WHAT THE TASK REQUIRES -> Convert the listing below into a JSON array of strings, one string per line, with blank lines left out. Omit the pictures from the result.
-*-
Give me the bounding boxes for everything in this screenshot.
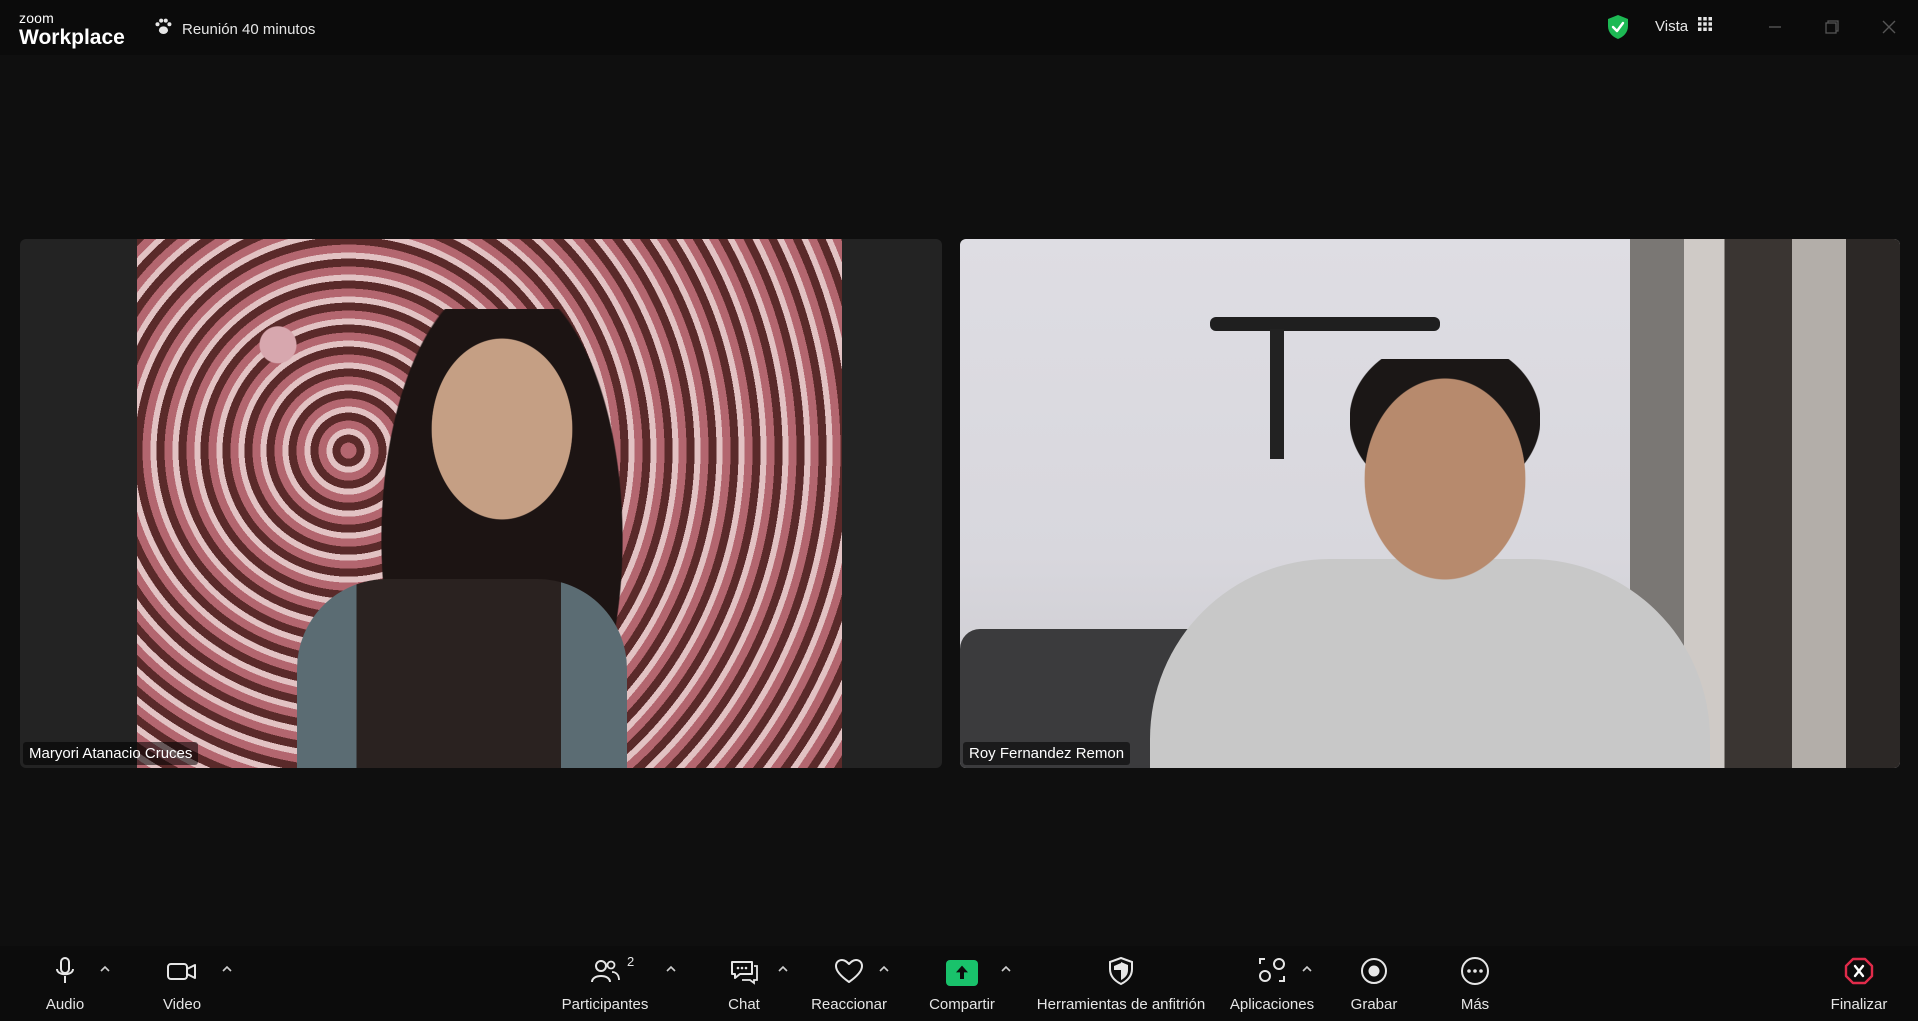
- camera-icon: [166, 956, 198, 991]
- brand-small: zoom: [19, 10, 55, 26]
- audio-options-chevron-up-icon[interactable]: [98, 962, 112, 976]
- chat-button[interactable]: Chat: [720, 946, 768, 1021]
- video-tile-1[interactable]: Maryori Atanacio Cruces: [20, 239, 942, 768]
- participants-label: Participantes: [561, 996, 649, 1013]
- participants-count: 2: [627, 954, 635, 969]
- participant-name-label: Maryori Atanacio Cruces: [23, 742, 199, 765]
- meeting-title: Reunión 40 minutos: [182, 20, 316, 38]
- background-rack: [1210, 317, 1440, 331]
- participants-options-chevron-up-icon[interactable]: [664, 962, 678, 976]
- video-button[interactable]: Video: [152, 946, 212, 1021]
- host-tools-button[interactable]: Herramientas de anfitrión: [1033, 946, 1209, 1021]
- security-shield-icon: [1105, 956, 1137, 991]
- record-icon: [1358, 956, 1390, 991]
- participant-figure: [1350, 359, 1540, 589]
- chat-label: Chat: [728, 996, 760, 1013]
- host-tools-label: Herramientas de anfitrión: [1036, 996, 1206, 1013]
- meeting-info[interactable]: Reunión 40 minutos: [152, 16, 315, 42]
- participant-video: [137, 239, 842, 768]
- chat-options-chevron-up-icon[interactable]: [776, 962, 790, 976]
- react-options-chevron-up-icon[interactable]: [877, 962, 891, 976]
- share-options-chevron-up-icon[interactable]: [999, 962, 1013, 976]
- react-button[interactable]: Reaccionar: [808, 946, 890, 1021]
- view-label: Vista: [1655, 17, 1689, 35]
- grid-icon: [1698, 17, 1713, 35]
- end-call-icon: [1843, 956, 1875, 991]
- share-label: Compartir: [929, 996, 995, 1013]
- meeting-toolbar: Audio Video 2 Participantes Chat Reaccio…: [0, 946, 1918, 1021]
- participants-icon: 2: [589, 954, 634, 991]
- participant-name-label: Roy Fernandez Remon: [963, 742, 1131, 765]
- participant-body: [1150, 559, 1710, 768]
- background-rack-post: [1270, 329, 1284, 459]
- participants-button[interactable]: 2 Participantes: [556, 946, 654, 1021]
- more-label: Más: [1460, 996, 1490, 1013]
- chat-icon: [728, 956, 760, 991]
- end-meeting-button[interactable]: Finalizar: [1826, 946, 1892, 1021]
- restore-icon[interactable]: [1819, 14, 1845, 40]
- heart-icon: [833, 956, 865, 991]
- record-button[interactable]: Grabar: [1348, 946, 1400, 1021]
- view-button[interactable]: Vista: [1655, 17, 1713, 35]
- apps-button[interactable]: Aplicaciones: [1227, 946, 1317, 1021]
- more-button[interactable]: Más: [1455, 946, 1495, 1021]
- react-label: Reaccionar: [811, 996, 887, 1013]
- video-label: Video: [162, 996, 202, 1013]
- close-icon[interactable]: [1876, 14, 1902, 40]
- zoom-workplace-logo: zoom Workplace: [19, 11, 125, 48]
- more-ellipsis-icon: [1459, 956, 1491, 991]
- minimize-icon[interactable]: [1762, 14, 1788, 40]
- apps-label: Aplicaciones: [1229, 996, 1315, 1013]
- apps-options-chevron-up-icon[interactable]: [1300, 962, 1314, 976]
- share-button[interactable]: Compartir: [922, 946, 1002, 1021]
- end-label: Finalizar: [1830, 996, 1888, 1013]
- video-tile-2[interactable]: Roy Fernandez Remon: [960, 239, 1900, 768]
- encryption-shield-icon[interactable]: [1606, 14, 1630, 40]
- title-bar: zoom Workplace Reunión 40 minutos Vista: [0, 0, 1918, 55]
- apps-icon: [1256, 956, 1288, 991]
- record-label: Grabar: [1350, 996, 1398, 1013]
- participant-video: [960, 239, 1900, 768]
- audio-label: Audio: [45, 996, 85, 1013]
- audio-button[interactable]: Audio: [36, 946, 94, 1021]
- microphone-icon: [49, 956, 81, 991]
- paw-icon: [152, 16, 174, 42]
- brand-large: Workplace: [19, 26, 125, 49]
- share-screen-icon: [946, 960, 978, 986]
- video-options-chevron-up-icon[interactable]: [220, 962, 234, 976]
- participant-body: [297, 579, 627, 768]
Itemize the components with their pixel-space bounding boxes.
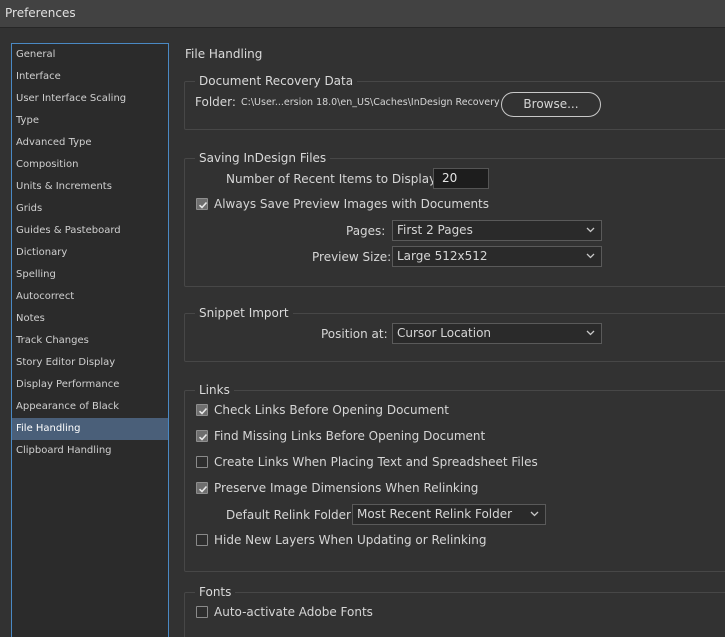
-*-
FULL OUTPUT ->
[
  "Give me the bounding boxes for everything in this screenshot.",
  "- camera-icon: [166, 956, 198, 991]",
  "- brand-small: zoom: [19, 10, 55, 26]",
  "- audio-options-chevron-up-icon[interactable]: [98, 962, 112, 976]",
  "- chat-button[interactable]: Chat: [720, 946, 768, 1021]",
  "- video-tile-1[interactable]: Maryori Atanacio Cruces: [20, 239, 942, 768]",
  "- participants-label: Participantes: [561, 996, 649, 1013]",
  "- participants-count: 2: [627, 954, 635, 969]",
  "- participant-name-label: Maryori Atanacio Cruces: [23, 742, 199, 765]",
  "- meeting-title: Reunión 40 minutos: [182, 20, 316, 38]",
  "- background-rack: [1210, 317, 1440, 331]",
  "- participants-options-chevron-up-icon[interactable]: [664, 962, 678, 976]",
  "- video-button[interactable]: Video: [152, 946, 212, 1021]",
  "- host-tools-button[interactable]: Herramientas de anfitrión: [1033, 946, 1209, 1021]",
  "- security-shield-icon: [1105, 956, 1137, 991]",
  "- record-icon: [1358, 956, 1390, 991]",
  "- participant-figure: [1350, 359, 1540, 589]",
  "- chat-label: Chat: [728, 996, 760, 1013]",
  "- host-tools-label: Herramientas de anfitrión: [1036, 996, 1206, 1013]",
  "- meeting-info[interactable]: Reunión 40 minutos: [152, 16, 315, 42]",
  "- participant-video: [137, 239, 842, 768]",
  "- chat-options-chevron-up-icon[interactable]: [776, 962, 790, 976]",
  "- react-options-chevron-up-icon[interactable]: [877, 962, 891, 976]",
  "- share-options-chevron-up-icon[interactable]: [999, 962, 1013, 976]",
  "- react-button[interactable]: Reaccionar: [808, 946, 890, 1021]",
  "- view-label: Vista: [1655, 17, 1689, 35]",
  "- grid-icon: [1698, 17, 1713, 35]",
  "- end-call-icon: [1843, 956, 1875, 991]",
  "- share-label: Compartir: [929, 996, 995, 1013]",
  "- meeting-toolbar: Audio Video 2 Participantes Chat Reaccio…: [0, 946, 1918, 1021]",
  "- participants-icon: 2: [589, 954, 634, 991]",
  "- participant-name-label: Roy Fernandez Remon: [963, 742, 1131, 765]",
  "- participant-body: [1150, 559, 1710, 768]",
  "- background-rack-post: [1270, 329, 1284, 459]",
  "- participants-button[interactable]: 2 Participantes: [556, 946, 654, 1021]",
  "- more-label: Más: [1460, 996, 1490, 1013]",
  "- chat-icon: [728, 956, 760, 991]",
  "- end-meeting-button[interactable]: Finalizar: [1826, 946, 1892, 1021]",
  "- restore-icon[interactable]: [1819, 14, 1845, 40]",
  "- heart-icon: [833, 956, 865, 991]",
  "- record-button[interactable]: Grabar: [1348, 946, 1400, 1021]",
  "- view-button[interactable]: Vista: [1655, 17, 1713, 35]",
  "- apps-button[interactable]: Aplicaciones: [1227, 946, 1317, 1021]",
  "- more-button[interactable]: Más: [1455, 946, 1495, 1021]",
  "- react-label: Reaccionar: [811, 996, 887, 1013]",
  "- video-label: Video: [162, 996, 202, 1013]",
  "- close-icon[interactable]: [1876, 14, 1902, 40]",
  "- zoom-workplace-logo: zoom Workplace: [19, 11, 125, 48]",
  "- more-ellipsis-icon: [1459, 956, 1491, 991]",
  "- minimize-icon[interactable]: [1762, 14, 1788, 40]",
  "- apps-label: Aplicaciones: [1229, 996, 1315, 1013]",
  "- apps-options-chevron-up-icon[interactable]: [1300, 962, 1314, 976]",
  "- share-button[interactable]: Compartir: [922, 946, 1002, 1021]",
  "- end-label: Finalizar: [1830, 996, 1888, 1013]",
  "- video-tile-2[interactable]: Roy Fernandez Remon: [960, 239, 1900, 768]",
  "- encryption-shield-icon[interactable]: [1606, 14, 1630, 40]",
  "- title-bar: zoom Workplace Reunión 40 minutos Vista: [0, 0, 1918, 55]",
  "- apps-icon: [1256, 956, 1288, 991]",
  "- record-label: Grabar: [1350, 996, 1398, 1013]",
  "- participant-video: [960, 239, 1900, 768]",
  "- audio-label: Audio: [45, 996, 85, 1013]",
  "- audio-button[interactable]: Audio: [36, 946, 94, 1021]",
  "- microphone-icon: [49, 956, 81, 991]",
  "- paw-icon: [152, 16, 174, 42]",
  "- brand-large: Workplace: [19, 26, 125, 49]",
  "- share-screen-icon: [946, 960, 978, 986]",
  "- video-options-chevron-up-icon[interactable]: [220, 962, 234, 976]",
  "- participant-body: [297, 579, 627, 768]",
  "Itemize the components with their pixel-space bounding boxes."
]